▸ **Task details**:
Look for "label" in the listing below. Gather each line that contains it.

-- START --

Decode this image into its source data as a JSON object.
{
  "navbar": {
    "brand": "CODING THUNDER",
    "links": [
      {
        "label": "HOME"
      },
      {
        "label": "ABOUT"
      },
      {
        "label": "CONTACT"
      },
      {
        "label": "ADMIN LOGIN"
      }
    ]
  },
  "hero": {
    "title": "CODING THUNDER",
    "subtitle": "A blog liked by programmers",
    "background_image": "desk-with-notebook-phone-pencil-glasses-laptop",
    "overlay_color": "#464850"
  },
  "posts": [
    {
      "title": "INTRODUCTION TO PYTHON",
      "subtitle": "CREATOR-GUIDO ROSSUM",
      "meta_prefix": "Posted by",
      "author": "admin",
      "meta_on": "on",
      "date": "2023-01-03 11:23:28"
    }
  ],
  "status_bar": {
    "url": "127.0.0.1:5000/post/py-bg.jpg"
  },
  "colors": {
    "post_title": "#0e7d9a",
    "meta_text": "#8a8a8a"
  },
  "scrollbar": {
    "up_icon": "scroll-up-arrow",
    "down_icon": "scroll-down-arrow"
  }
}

-- END --

▸ **Problem solution**:
        "label": "HOME"
        "label": "ABOUT"
        "label": "CONTACT"
        "label": "ADMIN LOGIN"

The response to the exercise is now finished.